* [Problems to solve]:
A. Name every kind of equipment that the railway truck patent text says is supported on the side frames.
B. In the railway truck patent text, which prior patent is cited as disclosing four-wheel trucks with side frames pivoted to each other on a transverse axis?
C. Carry on the railway truck patent text after its final sentence, keeping its technical voice.

* [Page text]:
-- BEGIN --

2. The Prior Art Prior patents, e.g., Haynes, U.S. Pat. No. 2,477,517, disclose four-wheel trucks in which separate side frames are pivoted to each other on a transverse axis to accommodate differing vertical conditions in the opposite track rails. Commonly, the side frames of such trucks are rigidly mounted on the journal boxes or are tightly clamped to the journal boxes such that substantially no vertical movement is permitted between the side frames and the respective journal boxes. This arrangement necessitates substantial pivoting of the side frames relative to each other and provides disadvantageous nonresilient support for motors and drive equipment, as well as brake gear, from the side frames, which would increase wear and the likelihood of damage to these parts by reason of their subjection to full vertical forces received by the wheels from the rails.
SUMMARY OF THE INVENTION The invention provides a four-wheel railway car truck in which the support of the truck side frames on the axles is sufficiently resilient to prevent transmission of damaging vertical shocks to motors, drive equipment and brake gear supported on the side frames, yet sufficiently stiff to prevent excessive vertical movement of third rail collection equipment supported on the side frames. Adequate equalization is provided, despite the limited resilience of the support of the side frames on the journal boxes, by pivoting the side frames to each other on a generally transverse axis.
BRIEF DESCRIPTION OF THE DRAWINGS FIG. I is a plan view of a truck embodying the inventron.
FIG. 2 is a side view of the truck illustrated in FIG. 1.
FIG. 3 is a transverse vertical sectional view along line 3-3 of FIG. 1.
FIG. 4 is a fragmentary transverse vertical sectional view along line 4-4 of FIG. 1.
FIG. 5 is a fragmentary horizontal sectional view along line 5--5 of FIG. 2.
FIG. 6 is a transverse vertical sectional view, similar to FIG. 3, of a second form of the invention.
FIG. 7 is an enlarged fragmentary transverse vertical sectional view of one of the connections between the side frames of the truck illustrated in FIG. 6.
FIG. 8 is a fragmentary longitudinal vertical sectional view along lines 88 of FIGS. 6 and 7.
FIG. 9 is a transverse vertical sectional view, similar to FIGS. 3 and 6, of a third form of the invention.
FIG. 10 is an enlarged fragmentary transverse vertical sectional view of one of the connections between the side frames of the truck illustrated in FIG. 9.
FIGS. 11 and 12 are longitudinal vertical sectional views along lines 11-11 and I2l2 respectively of FIG. 10.
DETAILED DESCRIPTION The numeral 1 denotes railway flanged wheels arranged in gauged pairs on driving axles 3 which are parallel to each other and spaced apart from each other with corresponding wheels lying in the same vertical planes perpendicular to the axles.
Inwardly of wheels 1, axles 3 are rotatably received within bearings 5. Bearings 5 are provided with an adaptor 7 having upwardly and inwardly symmetrically inclined sides 9, Adaptor sides 9 are V-shaped in plan with their apices pointing away from the respective axles in a direction longitudinal of the truck.
A pair of side frames comprising respectively longitudinally extending side members 11L and 11R and transverse transom members 13L and 13R are supported on the respective bearings 5 by means of elastomeric chevron springs each comprising a V-shaped elastomeric pad 15 bounded by a pair of V-shaped metal plates 17 and 19, the inner plate 17 of each chevron spring being secured to the surface 9 of the bearing adaptors 7. Each of the side frames is formed at its ends with downwardly open pedestal jaws having inwardly and upwardly inclined sides 21 of the same but concave V shape in plan as the chevron springs and the outer metal plates 19 of the latter are received in and secured to pedestal sides 21.

-- END --

* [Entries provided]:
-- BEGIN --

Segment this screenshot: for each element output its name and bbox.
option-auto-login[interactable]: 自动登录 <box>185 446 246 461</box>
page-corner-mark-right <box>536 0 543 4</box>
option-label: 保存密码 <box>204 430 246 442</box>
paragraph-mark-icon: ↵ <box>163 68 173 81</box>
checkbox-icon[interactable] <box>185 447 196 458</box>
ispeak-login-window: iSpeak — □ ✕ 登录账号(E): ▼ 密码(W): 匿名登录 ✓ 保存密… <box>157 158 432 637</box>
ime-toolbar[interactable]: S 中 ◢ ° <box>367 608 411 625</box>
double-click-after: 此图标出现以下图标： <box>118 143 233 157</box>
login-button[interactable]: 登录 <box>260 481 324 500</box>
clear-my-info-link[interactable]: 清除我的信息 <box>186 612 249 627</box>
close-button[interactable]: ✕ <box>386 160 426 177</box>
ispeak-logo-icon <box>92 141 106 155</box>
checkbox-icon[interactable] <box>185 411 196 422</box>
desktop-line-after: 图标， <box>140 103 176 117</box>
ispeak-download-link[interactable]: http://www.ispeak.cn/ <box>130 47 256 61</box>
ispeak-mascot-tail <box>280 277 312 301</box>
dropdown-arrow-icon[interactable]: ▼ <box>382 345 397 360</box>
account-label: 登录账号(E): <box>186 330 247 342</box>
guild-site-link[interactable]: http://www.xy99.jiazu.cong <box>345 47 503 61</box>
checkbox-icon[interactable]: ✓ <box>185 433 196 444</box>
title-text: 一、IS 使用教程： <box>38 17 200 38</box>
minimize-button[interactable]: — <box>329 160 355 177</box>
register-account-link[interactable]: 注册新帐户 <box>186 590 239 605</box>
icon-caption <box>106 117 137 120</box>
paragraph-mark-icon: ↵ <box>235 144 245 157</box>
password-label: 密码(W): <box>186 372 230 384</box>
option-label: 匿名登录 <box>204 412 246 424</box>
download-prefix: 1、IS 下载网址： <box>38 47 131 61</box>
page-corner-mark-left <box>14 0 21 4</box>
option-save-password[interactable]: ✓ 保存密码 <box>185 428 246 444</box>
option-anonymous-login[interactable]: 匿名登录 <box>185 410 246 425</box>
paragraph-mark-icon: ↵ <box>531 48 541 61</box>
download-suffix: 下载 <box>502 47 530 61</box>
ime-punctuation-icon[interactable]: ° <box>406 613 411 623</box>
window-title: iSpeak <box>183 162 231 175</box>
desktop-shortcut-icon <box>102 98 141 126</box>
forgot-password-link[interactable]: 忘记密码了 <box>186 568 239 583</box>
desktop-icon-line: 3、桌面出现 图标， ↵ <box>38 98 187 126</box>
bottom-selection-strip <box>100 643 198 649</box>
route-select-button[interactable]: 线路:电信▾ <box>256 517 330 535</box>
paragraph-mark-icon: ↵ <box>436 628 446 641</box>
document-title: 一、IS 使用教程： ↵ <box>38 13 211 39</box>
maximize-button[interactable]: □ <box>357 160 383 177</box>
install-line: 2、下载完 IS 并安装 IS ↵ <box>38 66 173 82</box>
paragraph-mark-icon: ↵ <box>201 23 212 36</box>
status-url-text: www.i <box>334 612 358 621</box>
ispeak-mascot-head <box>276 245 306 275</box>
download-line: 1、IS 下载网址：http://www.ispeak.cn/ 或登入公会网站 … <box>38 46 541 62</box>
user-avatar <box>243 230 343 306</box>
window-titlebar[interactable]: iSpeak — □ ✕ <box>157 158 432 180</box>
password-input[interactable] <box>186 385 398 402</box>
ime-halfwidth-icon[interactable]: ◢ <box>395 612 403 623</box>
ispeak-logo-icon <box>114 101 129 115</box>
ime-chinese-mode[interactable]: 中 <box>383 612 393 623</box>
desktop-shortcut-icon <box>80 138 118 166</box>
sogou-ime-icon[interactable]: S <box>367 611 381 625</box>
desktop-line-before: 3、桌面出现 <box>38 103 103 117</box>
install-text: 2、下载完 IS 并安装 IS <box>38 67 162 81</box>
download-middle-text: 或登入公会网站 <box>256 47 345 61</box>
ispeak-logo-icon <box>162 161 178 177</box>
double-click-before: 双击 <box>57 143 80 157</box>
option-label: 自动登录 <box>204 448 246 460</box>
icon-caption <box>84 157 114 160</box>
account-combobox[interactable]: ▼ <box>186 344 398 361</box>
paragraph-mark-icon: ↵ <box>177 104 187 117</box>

-- END --

* [Written responses]:
A. Motors, drive equipment, brake gear, third rail collection equipment

B. Haynes, U.S. Pat. No. 2,477,517

C.
The elastomeric material in pads 15 of the chevron springs is of sufficient stiffness that through its resistance to compression it virtually eliminates any relative longitudinal movement of the side frames relative to the journal boxes and holds the journal boxes against substantial lateral movement relative to the side frames, while permitting a limited amount of vertical movement of the side frames on the journal boxes, sufficient to cushion equipment supported from the side frames against receipt of the full force of vertical impacts received by the wheels from the rails, yet insufficient to require excessive movement of third rail shoes supported by the side frames. Included among the equipment supported by the side frames as noted above may be traction motors M and associated gear boxes G.
In view of the limitations imposed upon the chevrons by the necessity of preventing excessive movement of third rail shoes S, it is necessary that the side frames be connected to each other so as to pivot about a transverse axis sufficiently to accommodate the wheel treads to differing vertical irregularities in the opposite track rails in excess of the normal deflections of the chevron pads. For this purpose transom members 13L and 13R are slightly offset from each other longitudinally of the truck and extend parallel to each other in a direction transverse of the truck to a region close to the opposite side frame, and above their respective extremities 231. and 23R the opposite side frames are widened respectively to form downwardly facing inwardly extending stub members 25L, 25R.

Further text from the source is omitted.